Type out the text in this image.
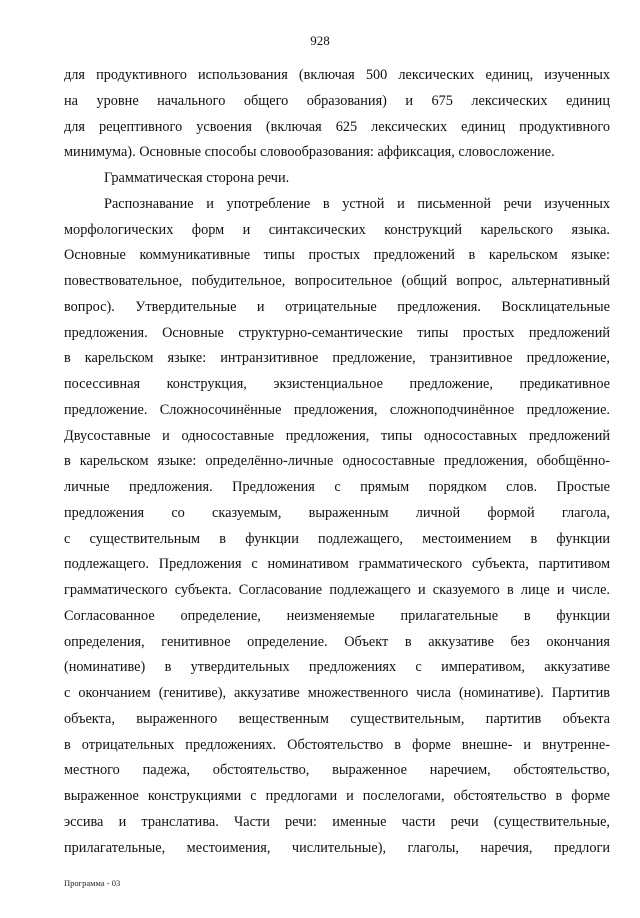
928
для продуктивного использования (включая 500 лексических единиц, изученных
на уровне начального общего образования) и 675 лексических единиц
для рецептивного усвоения (включая 625 лексических единиц продуктивного
минимума). Основные способы словообразования: аффиксация, словосложение.
Грамматическая сторона речи.
Распознавание и употребление в устной и письменной речи изученных
морфологических форм и синтаксических конструкций карельского языка.
Основные коммуникативные типы простых предложений в карельском языке:
повествовательное, побудительное, вопросительное (общий вопрос, альтернативный
вопрос). Утвердительные и отрицательные предложения. Восклицательные
предложения. Основные структурно-семантические типы простых предложений
в карельском языке: интранзитивное предложение, транзитивное предложение,
посессивная конструкция, экзистенциальное предложение, предикативное
предложение. Сложносочинённые предложения, сложноподчинённое предложение.
Двусоставные и односоставные предложения, типы односоставных предложений
в карельском языке: определённо-личные односоставные предложения, обобщённо-
личные предложения. Предложения с прямым порядком слов. Простые
предложения со сказуемым, выраженным личной формой глагола,
с существительным в функции подлежащего, местоимением в функции
подлежащего. Предложения с номинативом грамматического субъекта, партитивом
грамматического субъекта. Согласование подлежащего и сказуемого в лице и числе.
Согласованное определение, неизменяемые прилагательные в функции
определения, генитивное определение. Объект в аккузативе без окончания
(номинативе) в утвердительных предложениях с императивом, аккузативе
с окончанием (генитиве), аккузативе множественного числа (номинативе). Партитив
объекта, выраженного вещественным существительным, партитив объекта
в отрицательных предложениях. Обстоятельство в форме внешне- и внутренне-
местного падежа, обстоятельство, выраженное наречием, обстоятельство,
выраженное конструкциями с предлогами и послелогами, обстоятельство в форме
эссива и транслатива. Части речи: именные части речи (существительные,
прилагательные, местоимения, числительные), глаголы, наречия, предлоги
Программа - 03
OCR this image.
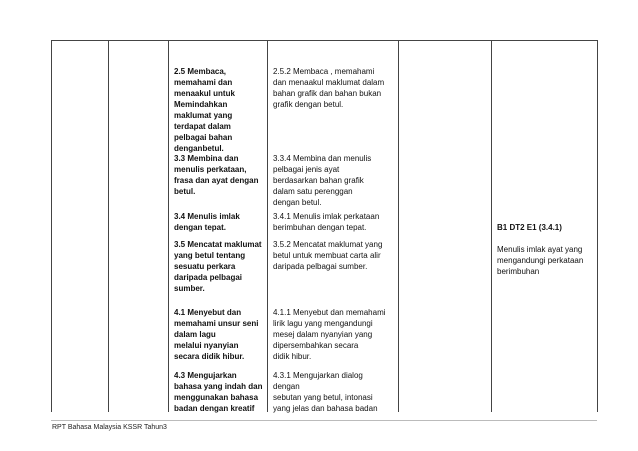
2.5 Membaca,
memahami dan
menaakul untuk
Memindahkan
maklumat yang
terdapat dalam
pelbagai bahan
denganbetul.
2.5.2 Membaca , memahami
dan menaakul maklumat dalam
bahan grafik dan bahan bukan
grafik dengan betul.
3.3 Membina dan
menulis perkataan,
frasa dan ayat dengan
betul.
3.3.4 Membina dan menulis
pelbagai jenis ayat
berdasarkan bahan grafik
dalam satu perenggan
dengan betul.
3.4 Menulis imlak
dengan tepat.
3.4.1 Menulis imlak perkataan
berimbuhan dengan tepat.
3.5 Mencatat maklumat
yang betul tentang
sesuatu perkara
daripada pelbagai
sumber.
3.5.2 Mencatat maklumat yang
betul untuk membuat carta alir
daripada pelbagai sumber.
4.1 Menyebut dan
memahami unsur seni
dalam lagu
melalui nyanyian
secara didik hibur.
4.1.1 Menyebut dan memahami
lirik lagu yang mengandungi
mesej dalam nyanyian yang
dipersembahkan secara
didik hibur.
4.3 Mengujarkan
bahasa yang indah dan
menggunakan bahasa
badan dengan kreatif
4.3.1 Mengujarkan dialog
dengan
sebutan yang betul, intonasi
yang jelas dan bahasa badan

B1 DT2 E1 (3.4.1)

Menulis imlak ayat yang
mengandungi perkataan
berimbuhan

RPT Bahasa Malaysia KSSR Tahun3
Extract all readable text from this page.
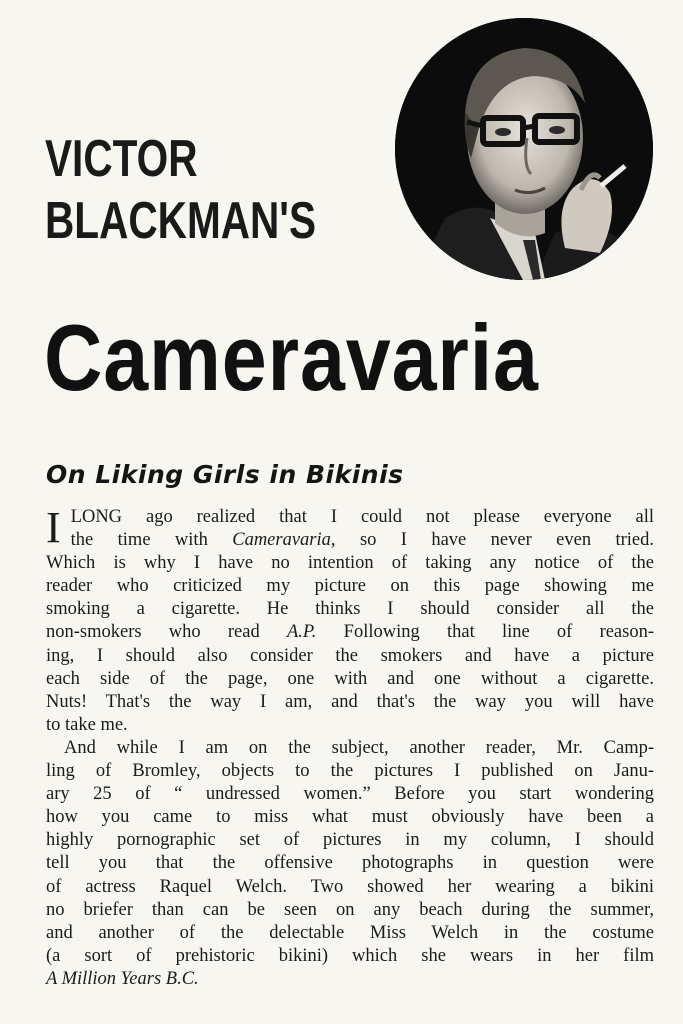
VICTOR
BLACKMAN'S
Cameravaria
On Liking Girls in Bikinis
I LONG ago realized that I could not please everyone all
the time with Cameravaria, so I have never even tried.
Which is why I have no intention of taking any notice of the
reader who criticized my picture on this page showing me
smoking a cigarette. He thinks I should consider all the
non-smokers who read A.P. Following that line of reason-
ing, I should also consider the smokers and have a picture
each side of the page, one with and one without a cigarette.
Nuts! That's the way I am, and that's the way you will have
to take me.
And while I am on the subject, another reader, Mr. Camp-
ling of Bromley, objects to the pictures I published on Janu-
ary 25 of “ undressed women.” Before you start wondering
how you came to miss what must obviously have been a
highly pornographic set of pictures in my column, I should
tell you that the offensive photographs in question were
of actress Raquel Welch. Two showed her wearing a bikini
no briefer than can be seen on any beach during the summer,
and another of the delectable Miss Welch in the costume
(a sort of prehistoric bikini) which she wears in her film
A Million Years B.C.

□ □ □ □

WORK REQUIRED:
List all lines in the material containing the string "mengandungi".

SOLVED PROBLEM:
lirik lagu yang mengandungi
mengandungi perkataan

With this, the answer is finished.